In your copy, leave out the pictures and repeat the entries below exactly.

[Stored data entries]
::::::::

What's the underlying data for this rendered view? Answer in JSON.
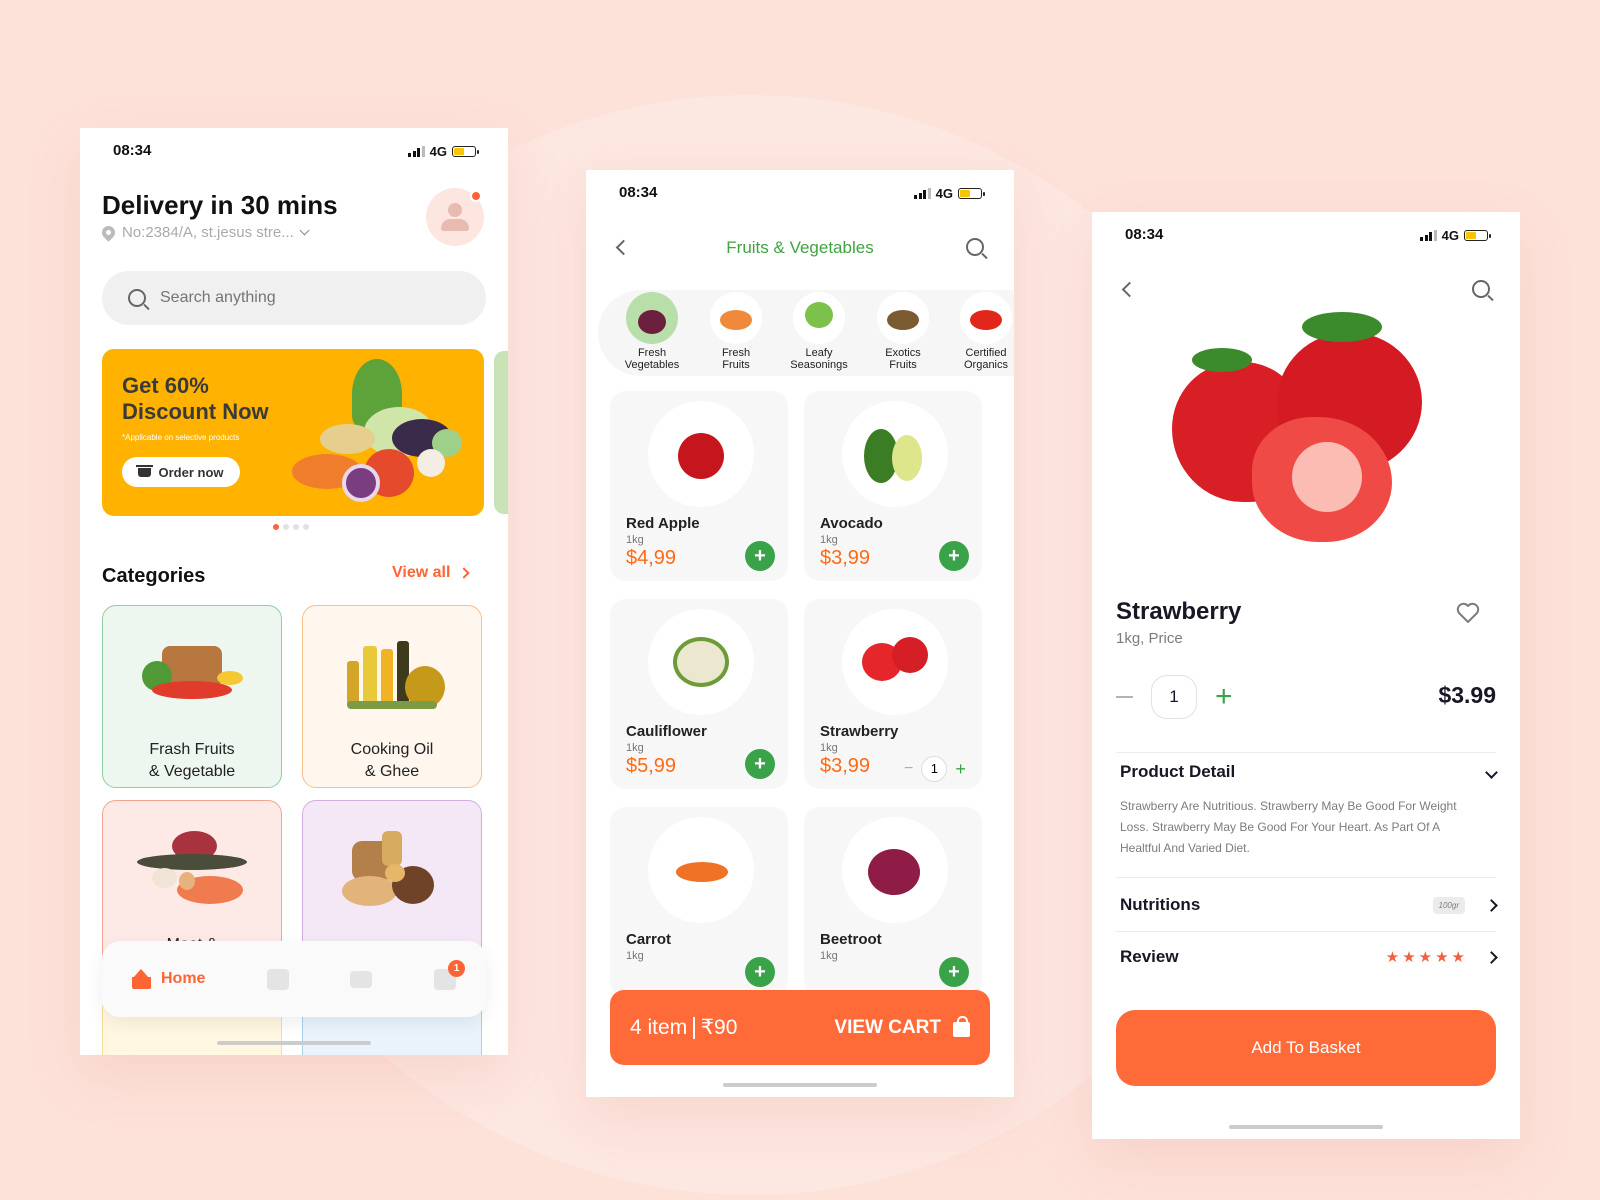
{
  "status_bar": {
    "time": "08:34",
    "network": "4G",
    "battery_fraction": 0.5
  },
  "home": {
    "title": "Delivery in 30 mins",
    "address": "No:2384/A, st.jesus stre...",
    "search": {
      "placeholder": "Search anything"
    },
    "banner": {
      "headline_1": "Get 60%",
      "headline_2": "Discount Now",
      "note": "*Applicable on selective products",
      "cta": "Order now",
      "page_count": 4,
      "active_page": 1
    },
    "categories": {
      "title": "Categories",
      "view_all": "View all",
      "items": [
        {
          "label_1": "Frash Fruits",
          "label_2": "& Vegetable"
        },
        {
          "label_1": "Cooking Oil",
          "label_2": "& Ghee"
        },
        {
          "label_1": "Meat &",
          "label_2": ""
        },
        {
          "label_1": "",
          "label_2": ""
        }
      ]
    },
    "bottom_nav": {
      "home_label": "Home",
      "cart_badge": "1"
    }
  },
  "listing": {
    "title": "Fruits & Vegetables",
    "subcategories": [
      {
        "line1": "Fresh",
        "line2": "Vegetables",
        "active": true
      },
      {
        "line1": "Fresh",
        "line2": "Fruits"
      },
      {
        "line1": "Leafy",
        "line2": "Seasonings"
      },
      {
        "line1": "Exotics",
        "line2": "Fruits"
      },
      {
        "line1": "Certified",
        "line2": "Organics"
      }
    ],
    "products": [
      {
        "name": "Red Apple",
        "weight": "1kg",
        "price": "$4,99"
      },
      {
        "name": "Avocado",
        "weight": "1kg",
        "price": "$3,99"
      },
      {
        "name": "Cauliflower",
        "weight": "1kg",
        "price": "$5,99"
      },
      {
        "name": "Strawberry",
        "weight": "1kg",
        "price": "$3,99",
        "qty": "1"
      },
      {
        "name": "Carrot",
        "weight": "1kg",
        "price": ""
      },
      {
        "name": "Beetroot",
        "weight": "1kg",
        "price": ""
      }
    ],
    "cart": {
      "items": "4 item",
      "total": "₹90",
      "cta": "VIEW CART"
    }
  },
  "detail": {
    "name": "Strawberry",
    "subtitle": "1kg, Price",
    "qty": "1",
    "price": "$3.99",
    "product_detail_title": "Product Detail",
    "description": "Strawberry Are Nutritious. Strawberry May Be Good For Weight Loss. Strawberry May Be Good For Your Heart. As Part Of A Healtful And Varied Diet.",
    "nutritions_title": "Nutritions",
    "nutritions_unit": "100gr",
    "review_title": "Review",
    "rating": 5,
    "cta": "Add To Basket"
  },
  "colors": {
    "accent": "#ff6a39",
    "green": "#3aa34a",
    "price": "#ff6a12"
  }
}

::::::::

- **Result for this task**
What's the underlying data for this rendered view? Answer in JSON.
{
  "status_bar": {
    "time": "08:34",
    "network": "4G",
    "battery_fraction": 0.5
  },
  "home": {
    "title": "Delivery in 30 mins",
    "address": "No:2384/A, st.jesus stre...",
    "search": {
      "placeholder": "Search anything"
    },
    "banner": {
      "headline_1": "Get 60%",
      "headline_2": "Discount Now",
      "note": "*Applicable on selective products",
      "cta": "Order now",
      "page_count": 4,
      "active_page": 1
    },
    "categories": {
      "title": "Categories",
      "view_all": "View all",
      "items": [
        {
          "label_1": "Frash Fruits",
          "label_2": "& Vegetable"
        },
        {
          "label_1": "Cooking Oil",
          "label_2": "& Ghee"
        },
        {
          "label_1": "Meat &",
          "label_2": ""
        },
        {
          "label_1": "",
          "label_2": ""
        }
      ]
    },
    "bottom_nav": {
      "home_label": "Home",
      "cart_badge": "1"
    }
  },
  "listing": {
    "title": "Fruits & Vegetables",
    "subcategories": [
      {
        "line1": "Fresh",
        "line2": "Vegetables",
        "active": true
      },
      {
        "line1": "Fresh",
        "line2": "Fruits"
      },
      {
        "line1": "Leafy",
        "line2": "Seasonings"
      },
      {
        "line1": "Exotics",
        "line2": "Fruits"
      },
      {
        "line1": "Certified",
        "line2": "Organics"
      }
    ],
    "products": [
      {
        "name": "Red Apple",
        "weight": "1kg",
        "price": "$4,99"
      },
      {
        "name": "Avocado",
        "weight": "1kg",
        "price": "$3,99"
      },
      {
        "name": "Cauliflower",
        "weight": "1kg",
        "price": "$5,99"
      },
      {
        "name": "Strawberry",
        "weight": "1kg",
        "price": "$3,99",
        "qty": "1"
      },
      {
        "name": "Carrot",
        "weight": "1kg",
        "price": ""
      },
      {
        "name": "Beetroot",
        "weight": "1kg",
        "price": ""
      }
    ],
    "cart": {
      "items": "4 item",
      "total": "₹90",
      "cta": "VIEW CART"
    }
  },
  "detail": {
    "name": "Strawberry",
    "subtitle": "1kg, Price",
    "qty": "1",
    "price": "$3.99",
    "product_detail_title": "Product Detail",
    "description": "Strawberry Are Nutritious. Strawberry May Be Good For Weight Loss. Strawberry May Be Good For Your Heart. As Part Of A Healtful And Varied Diet.",
    "nutritions_title": "Nutritions",
    "nutritions_unit": "100gr",
    "review_title": "Review",
    "rating": 5,
    "cta": "Add To Basket"
  },
  "colors": {
    "accent": "#ff6a39",
    "green": "#3aa34a",
    "price": "#ff6a12"
  }
}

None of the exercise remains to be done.